-- START OF INPUT FOR THIS TASK --
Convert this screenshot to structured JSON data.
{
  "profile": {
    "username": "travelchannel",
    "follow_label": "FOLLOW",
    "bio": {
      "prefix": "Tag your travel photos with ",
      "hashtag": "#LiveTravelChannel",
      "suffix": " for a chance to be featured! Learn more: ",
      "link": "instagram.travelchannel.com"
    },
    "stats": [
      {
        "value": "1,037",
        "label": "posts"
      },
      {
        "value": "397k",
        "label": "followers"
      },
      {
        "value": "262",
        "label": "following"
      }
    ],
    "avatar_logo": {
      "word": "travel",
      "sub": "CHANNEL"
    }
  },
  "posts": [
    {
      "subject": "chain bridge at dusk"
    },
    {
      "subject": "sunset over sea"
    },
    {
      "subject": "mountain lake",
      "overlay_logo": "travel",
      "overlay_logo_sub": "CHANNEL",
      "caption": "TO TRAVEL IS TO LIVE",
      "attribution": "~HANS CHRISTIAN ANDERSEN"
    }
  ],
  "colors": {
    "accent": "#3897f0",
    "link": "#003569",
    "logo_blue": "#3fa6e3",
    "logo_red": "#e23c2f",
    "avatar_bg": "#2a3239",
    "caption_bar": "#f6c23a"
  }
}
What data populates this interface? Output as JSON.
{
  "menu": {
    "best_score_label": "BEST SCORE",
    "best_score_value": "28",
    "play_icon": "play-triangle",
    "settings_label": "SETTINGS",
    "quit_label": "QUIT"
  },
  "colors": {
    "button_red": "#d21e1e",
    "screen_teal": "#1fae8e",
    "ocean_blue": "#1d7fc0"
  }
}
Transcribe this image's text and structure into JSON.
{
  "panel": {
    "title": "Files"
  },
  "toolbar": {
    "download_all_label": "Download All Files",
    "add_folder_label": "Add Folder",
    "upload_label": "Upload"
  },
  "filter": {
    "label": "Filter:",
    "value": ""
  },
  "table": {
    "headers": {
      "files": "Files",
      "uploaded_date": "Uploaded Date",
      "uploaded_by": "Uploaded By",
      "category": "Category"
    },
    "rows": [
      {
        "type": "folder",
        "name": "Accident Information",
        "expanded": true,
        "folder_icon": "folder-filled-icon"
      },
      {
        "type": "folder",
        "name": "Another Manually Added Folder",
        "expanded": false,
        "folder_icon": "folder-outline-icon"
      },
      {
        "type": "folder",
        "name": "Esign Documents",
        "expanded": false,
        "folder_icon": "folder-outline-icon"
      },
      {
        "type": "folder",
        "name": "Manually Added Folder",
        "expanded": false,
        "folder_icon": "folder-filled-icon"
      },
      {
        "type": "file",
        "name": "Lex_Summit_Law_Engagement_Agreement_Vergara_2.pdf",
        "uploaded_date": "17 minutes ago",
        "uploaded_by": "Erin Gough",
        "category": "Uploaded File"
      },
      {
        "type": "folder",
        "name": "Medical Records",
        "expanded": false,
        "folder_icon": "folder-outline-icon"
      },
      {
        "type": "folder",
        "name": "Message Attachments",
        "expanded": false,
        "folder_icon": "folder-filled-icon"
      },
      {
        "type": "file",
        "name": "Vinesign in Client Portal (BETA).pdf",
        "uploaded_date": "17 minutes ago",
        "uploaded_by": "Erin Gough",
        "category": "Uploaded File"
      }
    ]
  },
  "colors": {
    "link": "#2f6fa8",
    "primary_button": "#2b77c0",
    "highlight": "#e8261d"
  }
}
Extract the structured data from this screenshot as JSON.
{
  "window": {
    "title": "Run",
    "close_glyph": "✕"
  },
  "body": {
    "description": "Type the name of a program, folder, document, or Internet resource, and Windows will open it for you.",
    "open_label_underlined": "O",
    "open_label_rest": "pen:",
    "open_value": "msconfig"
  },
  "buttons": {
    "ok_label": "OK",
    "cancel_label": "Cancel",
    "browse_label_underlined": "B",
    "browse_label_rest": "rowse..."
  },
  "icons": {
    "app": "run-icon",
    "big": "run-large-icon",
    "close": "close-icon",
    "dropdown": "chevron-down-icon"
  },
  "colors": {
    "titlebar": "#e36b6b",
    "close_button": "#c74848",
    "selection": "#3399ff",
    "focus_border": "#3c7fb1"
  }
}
-- END OF INPUT FOR THIS TASK --
> **OBJECTIVE**
Every record should be given again exactly.

> **FINISHED EXERCISE**
Convert this screenshot to structured JSON data.
{
  "profile": {
    "username": "travelchannel",
    "follow_label": "FOLLOW",
    "bio": {
      "prefix": "Tag your travel photos with ",
      "hashtag": "#LiveTravelChannel",
      "suffix": " for a chance to be featured! Learn more: ",
      "link": "instagram.travelchannel.com"
    },
    "stats": [
      {
        "value": "1,037",
        "label": "posts"
      },
      {
        "value": "397k",
        "label": "followers"
      },
      {
        "value": "262",
        "label": "following"
      }
    ],
    "avatar_logo": {
      "word": "travel",
      "sub": "CHANNEL"
    }
  },
  "posts": [
    {
      "subject": "chain bridge at dusk"
    },
    {
      "subject": "sunset over sea"
    },
    {
      "subject": "mountain lake",
      "overlay_logo": "travel",
      "overlay_logo_sub": "CHANNEL",
      "caption": "TO TRAVEL IS TO LIVE",
      "attribution": "~HANS CHRISTIAN ANDERSEN"
    }
  ],
  "colors": {
    "accent": "#3897f0",
    "link": "#003569",
    "logo_blue": "#3fa6e3",
    "logo_red": "#e23c2f",
    "avatar_bg": "#2a3239",
    "caption_bar": "#f6c23a"
  }
}
What data populates this interface? Output as JSON.
{
  "menu": {
    "best_score_label": "BEST SCORE",
    "best_score_value": "28",
    "play_icon": "play-triangle",
    "settings_label": "SETTINGS",
    "quit_label": "QUIT"
  },
  "colors": {
    "button_red": "#d21e1e",
    "screen_teal": "#1fae8e",
    "ocean_blue": "#1d7fc0"
  }
}
Transcribe this image's text and structure into JSON.
{
  "panel": {
    "title": "Files"
  },
  "toolbar": {
    "download_all_label": "Download All Files",
    "add_folder_label": "Add Folder",
    "upload_label": "Upload"
  },
  "filter": {
    "label": "Filter:",
    "value": ""
  },
  "table": {
    "headers": {
      "files": "Files",
      "uploaded_date": "Uploaded Date",
      "uploaded_by": "Uploaded By",
      "category": "Category"
    },
    "rows": [
      {
        "type": "folder",
        "name": "Accident Information",
        "expanded": true,
        "folder_icon": "folder-filled-icon"
      },
      {
        "type": "folder",
        "name": "Another Manually Added Folder",
        "expanded": false,
        "folder_icon": "folder-outline-icon"
      },
      {
        "type": "folder",
        "name": "Esign Documents",
        "expanded": false,
        "folder_icon": "folder-outline-icon"
      },
      {
        "type": "folder",
        "name": "Manually Added Folder",
        "expanded": false,
        "folder_icon": "folder-filled-icon"
      },
      {
        "type": "file",
        "name": "Lex_Summit_Law_Engagement_Agreement_Vergara_2.pdf",
        "uploaded_date": "17 minutes ago",
        "uploaded_by": "Erin Gough",
        "category": "Uploaded File"
      },
      {
        "type": "folder",
        "name": "Medical Records",
        "expanded": false,
        "folder_icon": "folder-outline-icon"
      },
      {
        "type": "folder",
        "name": "Message Attachments",
        "expanded": false,
        "folder_icon": "folder-filled-icon"
      },
      {
        "type": "file",
        "name": "Vinesign in Client Portal (BETA).pdf",
        "uploaded_date": "17 minutes ago",
        "uploaded_by": "Erin Gough",
        "category": "Uploaded File"
      }
    ]
  },
  "colors": {
    "link": "#2f6fa8",
    "primary_button": "#2b77c0",
    "highlight": "#e8261d"
  }
}
Extract the structured data from this screenshot as JSON.
{
  "window": {
    "title": "Run",
    "close_glyph": "✕"
  },
  "body": {
    "description": "Type the name of a program, folder, document, or Internet resource, and Windows will open it for you.",
    "open_label_underlined": "O",
    "open_label_rest": "pen:",
    "open_value": "msconfig"
  },
  "buttons": {
    "ok_label": "OK",
    "cancel_label": "Cancel",
    "browse_label_underlined": "B",
    "browse_label_rest": "rowse..."
  },
  "icons": {
    "app": "run-icon",
    "big": "run-large-icon",
    "close": "close-icon",
    "dropdown": "chevron-down-icon"
  },
  "colors": {
    "titlebar": "#e36b6b",
    "close_button": "#c74848",
    "selection": "#3399ff",
    "focus_border": "#3c7fb1"
  }
}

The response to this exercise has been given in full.